## Written exercise
Write out all the entries word for word and omit any pictures.

## Rows

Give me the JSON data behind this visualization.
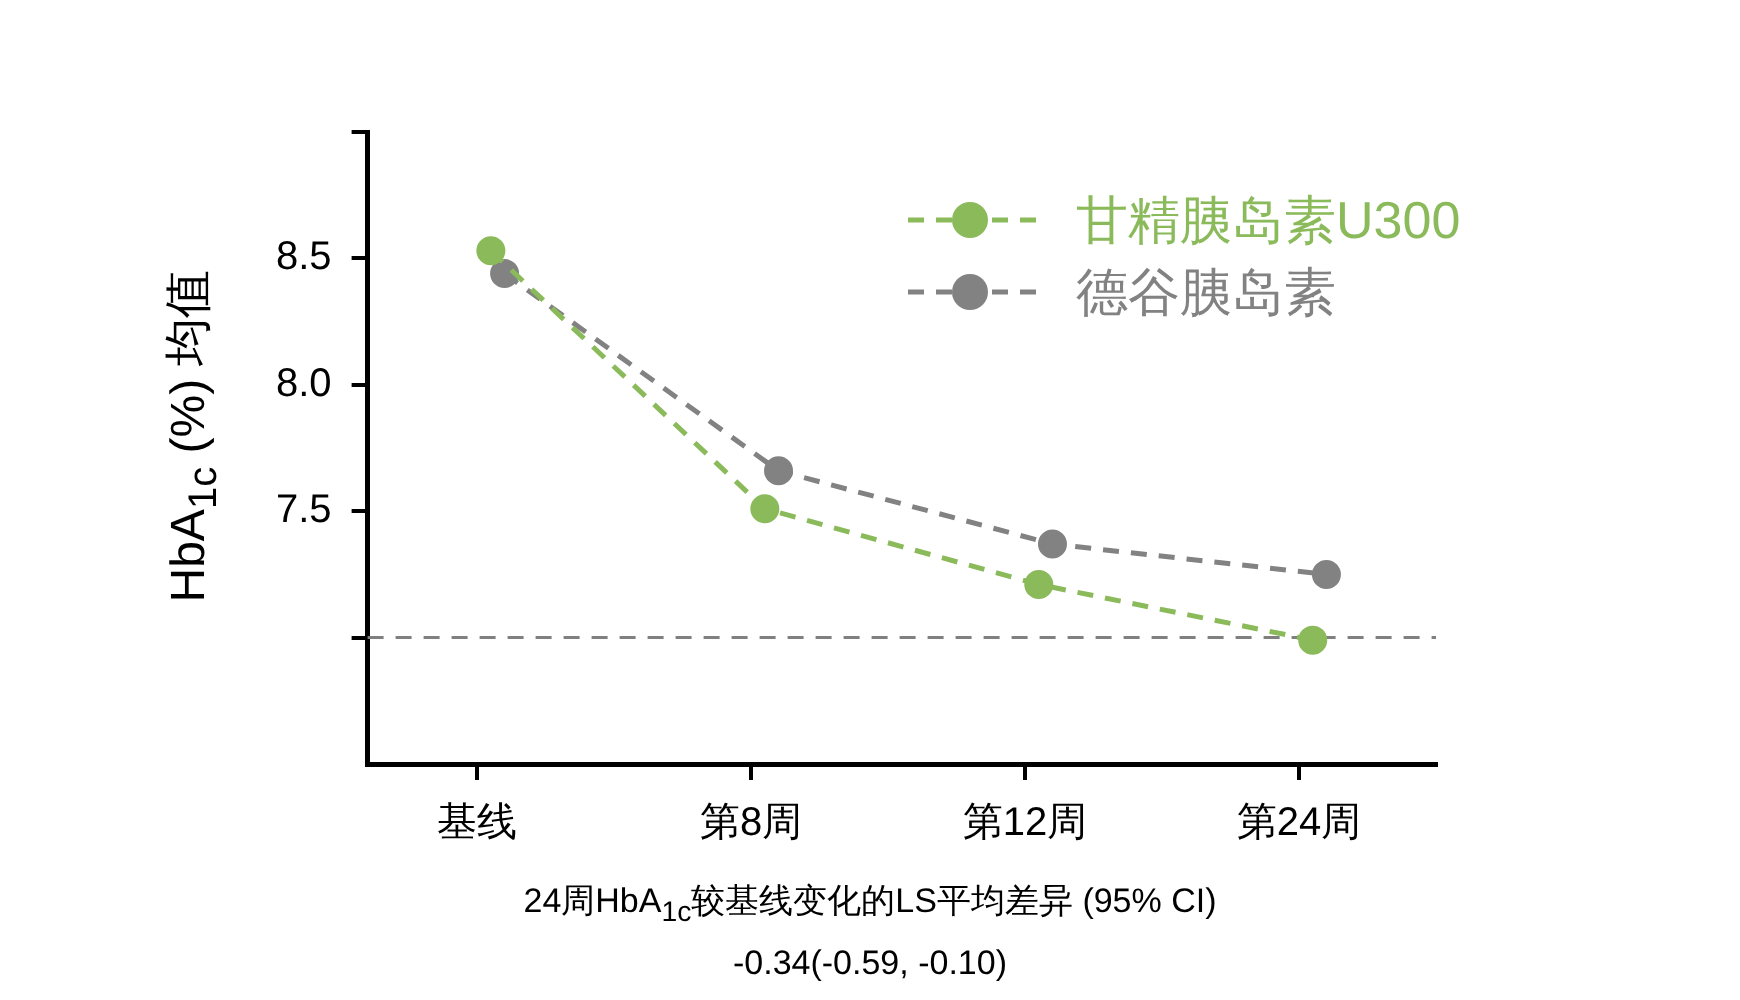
{
  "chart_data": {
    "type": "line",
    "ylabel": "HbA$_{1c}$ (%) 均值",
    "categories": [
      "基线",
      "第8周",
      "第12周",
      "第24周"
    ],
    "ylim": [
      6.5,
      9.0
    ],
    "yticks": [
      {
        "value": 7.0,
        "label": null
      },
      {
        "value": 7.5,
        "label": "7.5"
      },
      {
        "value": 8.0,
        "label": "8.0"
      },
      {
        "value": 8.5,
        "label": "8.5"
      },
      {
        "value": 9.0,
        "label": null
      }
    ],
    "series": [
      {
        "name": "甘精胰岛素U300",
        "color": "#8aba5a",
        "values": [
          8.53,
          7.51,
          7.21,
          6.99
        ]
      },
      {
        "name": "德谷胰岛素",
        "color": "#828282",
        "values": [
          8.44,
          7.66,
          7.37,
          7.25
        ]
      }
    ],
    "ref_lines": [
      {
        "axis": "y",
        "value": 7.0,
        "color": "#808080",
        "line_style": "dashed"
      }
    ],
    "legend": "top right",
    "marker": "circle",
    "line_style": "dashed",
    "annotations": [
      "24周HbA$_{1c}$较基线变化的LS平均差异 (95% CI)",
      "-0.34(-0.59, -0.10)"
    ]
  }
}
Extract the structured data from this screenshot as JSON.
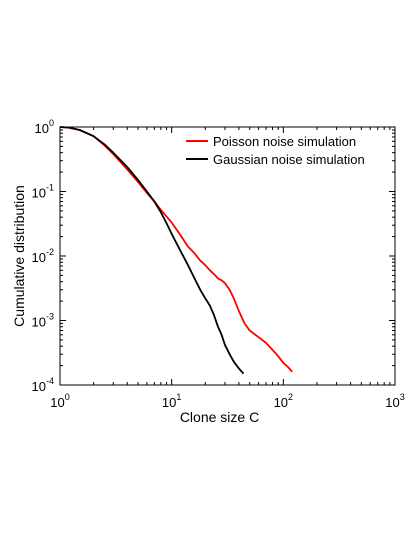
{
  "chart_data": {
    "type": "line",
    "xscale": "log",
    "yscale": "log",
    "xlim": [
      1,
      1000
    ],
    "ylim": [
      0.0001,
      1
    ],
    "xlabel": "Clone size C",
    "ylabel": "Cumulative distribution",
    "xticks": [
      {
        "value": 1,
        "base": "10",
        "exp": "0"
      },
      {
        "value": 10,
        "base": "10",
        "exp": "1"
      },
      {
        "value": 100,
        "base": "10",
        "exp": "2"
      },
      {
        "value": 1000,
        "base": "10",
        "exp": "3"
      }
    ],
    "yticks": [
      {
        "value": 0.0001,
        "base": "10",
        "exp": "-4"
      },
      {
        "value": 0.001,
        "base": "10",
        "exp": "-3"
      },
      {
        "value": 0.01,
        "base": "10",
        "exp": "-2"
      },
      {
        "value": 0.1,
        "base": "10",
        "exp": "-1"
      },
      {
        "value": 1,
        "base": "10",
        "exp": "0"
      }
    ],
    "grid": false,
    "legend_position": "top-right",
    "series": [
      {
        "name": "Poisson noise simulation",
        "color": "#ff0000",
        "x": [
          1,
          1.2,
          1.5,
          2,
          2.5,
          3,
          4,
          5,
          6,
          7,
          8,
          10,
          12,
          14,
          16,
          18,
          20,
          22,
          24,
          26,
          28,
          30,
          33,
          36,
          40,
          45,
          50,
          60,
          70,
          80,
          90,
          100,
          110,
          120
        ],
        "y": [
          1,
          0.98,
          0.9,
          0.72,
          0.52,
          0.38,
          0.22,
          0.14,
          0.095,
          0.07,
          0.052,
          0.033,
          0.021,
          0.014,
          0.011,
          0.0085,
          0.0072,
          0.006,
          0.0052,
          0.0045,
          0.0042,
          0.0038,
          0.003,
          0.0022,
          0.0014,
          0.0009,
          0.0007,
          0.00055,
          0.00045,
          0.00035,
          0.00028,
          0.00022,
          0.00019,
          0.00016
        ]
      },
      {
        "name": "Gaussian noise simulation",
        "color": "#000000",
        "x": [
          1,
          1.2,
          1.5,
          2,
          2.5,
          3,
          4,
          5,
          6,
          7,
          8,
          9,
          10,
          12,
          14,
          16,
          18,
          20,
          22,
          24,
          26,
          28,
          30,
          33,
          36,
          40,
          44
        ],
        "y": [
          1,
          0.98,
          0.9,
          0.72,
          0.54,
          0.4,
          0.24,
          0.15,
          0.1,
          0.07,
          0.048,
          0.032,
          0.022,
          0.012,
          0.0072,
          0.0045,
          0.003,
          0.0022,
          0.0017,
          0.0012,
          0.0008,
          0.0006,
          0.00042,
          0.0003,
          0.00023,
          0.00018,
          0.00015
        ]
      }
    ]
  }
}
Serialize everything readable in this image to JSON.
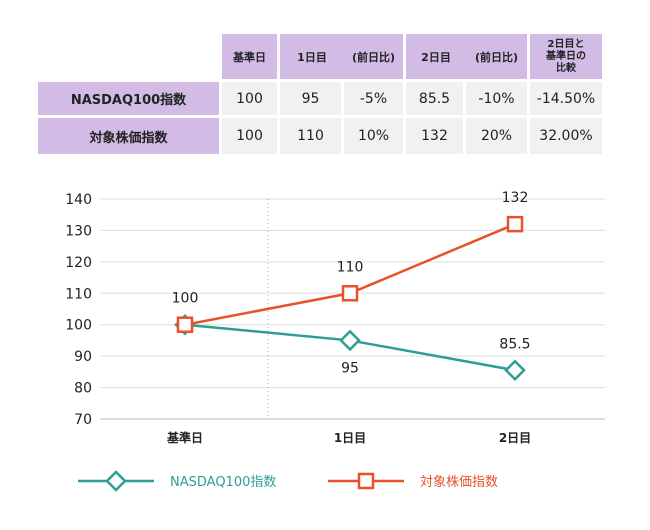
{
  "table": {
    "headers": [
      "基準日",
      "1日目",
      "(前日比)",
      "2日目",
      "(前日比)",
      "2日目と\n基準日の\n比較"
    ],
    "rows": [
      {
        "label": "NASDAQ100指数",
        "cells": [
          "100",
          "95",
          "-5%",
          "85.5",
          "-10%",
          "-14.50%"
        ]
      },
      {
        "label": "対象株価指数",
        "cells": [
          "100",
          "110",
          "10%",
          "132",
          "20%",
          "32.00%"
        ]
      }
    ]
  },
  "chart_data": {
    "type": "line",
    "categories": [
      "基準日",
      "1日目",
      "2日目"
    ],
    "series": [
      {
        "name": "NASDAQ100指数",
        "values": [
          100,
          95,
          85.5
        ],
        "labels": [
          "",
          "95",
          "85.5"
        ],
        "color": "#2e9e94",
        "marker": "diamond"
      },
      {
        "name": "対象株価指数",
        "values": [
          100,
          110,
          132
        ],
        "labels": [
          "100",
          "110",
          "132"
        ],
        "color": "#e8522a",
        "marker": "square"
      }
    ],
    "yticks": [
      "140",
      "130",
      "120",
      "110",
      "100",
      "90",
      "80",
      "70"
    ],
    "ylim": [
      70,
      140
    ],
    "grid": true,
    "legend": "bottom"
  }
}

## Exercise response
Give me the JSON data behind this visualization.
{
  "chart_data": {
    "type": "line",
    "ylabel": "HbA$_{1c}$ (%) 均值",
    "categories": [
      "基线",
      "第8周",
      "第12周",
      "第24周"
    ],
    "ylim": [
      6.5,
      9.0
    ],
    "yticks": [
      {
        "value": 7.0,
        "label": null
      },
      {
        "value": 7.5,
        "label": "7.5"
      },
      {
        "value": 8.0,
        "label": "8.0"
      },
      {
        "value": 8.5,
        "label": "8.5"
      },
      {
        "value": 9.0,
        "label": null
      }
    ],
    "series": [
      {
        "name": "甘精胰岛素U300",
        "color": "#8aba5a",
        "values": [
          8.53,
          7.51,
          7.21,
          6.99
        ]
      },
      {
        "name": "德谷胰岛素",
        "color": "#828282",
        "values": [
          8.44,
          7.66,
          7.37,
          7.25
        ]
      }
    ],
    "ref_lines": [
      {
        "axis": "y",
        "value": 7.0,
        "color": "#808080",
        "line_style": "dashed"
      }
    ],
    "legend": "top right",
    "marker": "circle",
    "line_style": "dashed",
    "annotations": [
      "24周HbA$_{1c}$较基线变化的LS平均差异 (95% CI)",
      "-0.34(-0.59, -0.10)"
    ]
  }
}
Extract the structured data from this screenshot as JSON.
{
  "chart_data": {
    "type": "line",
    "xscale": "log",
    "yscale": "log",
    "xlim": [
      1,
      1000
    ],
    "ylim": [
      0.0001,
      1
    ],
    "xlabel": "Clone size C",
    "ylabel": "Cumulative distribution",
    "xticks": [
      {
        "value": 1,
        "base": "10",
        "exp": "0"
      },
      {
        "value": 10,
        "base": "10",
        "exp": "1"
      },
      {
        "value": 100,
        "base": "10",
        "exp": "2"
      },
      {
        "value": 1000,
        "base": "10",
        "exp": "3"
      }
    ],
    "yticks": [
      {
        "value": 0.0001,
        "base": "10",
        "exp": "-4"
      },
      {
        "value": 0.001,
        "base": "10",
        "exp": "-3"
      },
      {
        "value": 0.01,
        "base": "10",
        "exp": "-2"
      },
      {
        "value": 0.1,
        "base": "10",
        "exp": "-1"
      },
      {
        "value": 1,
        "base": "10",
        "exp": "0"
      }
    ],
    "grid": false,
    "legend_position": "top-right",
    "series": [
      {
        "name": "Poisson noise simulation",
        "color": "#ff0000",
        "x": [
          1,
          1.2,
          1.5,
          2,
          2.5,
          3,
          4,
          5,
          6,
          7,
          8,
          10,
          12,
          14,
          16,
          18,
          20,
          22,
          24,
          26,
          28,
          30,
          33,
          36,
          40,
          45,
          50,
          60,
          70,
          80,
          90,
          100,
          110,
          120
        ],
        "y": [
          1,
          0.98,
          0.9,
          0.72,
          0.52,
          0.38,
          0.22,
          0.14,
          0.095,
          0.07,
          0.052,
          0.033,
          0.021,
          0.014,
          0.011,
          0.0085,
          0.0072,
          0.006,
          0.0052,
          0.0045,
          0.0042,
          0.0038,
          0.003,
          0.0022,
          0.0014,
          0.0009,
          0.0007,
          0.00055,
          0.00045,
          0.00035,
          0.00028,
          0.00022,
          0.00019,
          0.00016
        ]
      },
      {
        "name": "Gaussian noise simulation",
        "color": "#000000",
        "x": [
          1,
          1.2,
          1.5,
          2,
          2.5,
          3,
          4,
          5,
          6,
          7,
          8,
          9,
          10,
          12,
          14,
          16,
          18,
          20,
          22,
          24,
          26,
          28,
          30,
          33,
          36,
          40,
          44
        ],
        "y": [
          1,
          0.98,
          0.9,
          0.72,
          0.54,
          0.4,
          0.24,
          0.15,
          0.1,
          0.07,
          0.048,
          0.032,
          0.022,
          0.012,
          0.0072,
          0.0045,
          0.003,
          0.0022,
          0.0017,
          0.0012,
          0.0008,
          0.0006,
          0.00042,
          0.0003,
          0.00023,
          0.00018,
          0.00015
        ]
      }
    ]
  }
}
Serialize everything readable in this image to JSON.
{
  "table": {
    "headers": [
      "基準日",
      "1日目",
      "(前日比)",
      "2日目",
      "(前日比)",
      "2日目と\n基準日の\n比較"
    ],
    "rows": [
      {
        "label": "NASDAQ100指数",
        "cells": [
          "100",
          "95",
          "-5%",
          "85.5",
          "-10%",
          "-14.50%"
        ]
      },
      {
        "label": "対象株価指数",
        "cells": [
          "100",
          "110",
          "10%",
          "132",
          "20%",
          "32.00%"
        ]
      }
    ]
  },
  "chart_data": {
    "type": "line",
    "categories": [
      "基準日",
      "1日目",
      "2日目"
    ],
    "series": [
      {
        "name": "NASDAQ100指数",
        "values": [
          100,
          95,
          85.5
        ],
        "labels": [
          "",
          "95",
          "85.5"
        ],
        "color": "#2e9e94",
        "marker": "diamond"
      },
      {
        "name": "対象株価指数",
        "values": [
          100,
          110,
          132
        ],
        "labels": [
          "100",
          "110",
          "132"
        ],
        "color": "#e8522a",
        "marker": "square"
      }
    ],
    "yticks": [
      "140",
      "130",
      "120",
      "110",
      "100",
      "90",
      "80",
      "70"
    ],
    "ylim": [
      70,
      140
    ],
    "grid": true,
    "legend": "bottom"
  }
}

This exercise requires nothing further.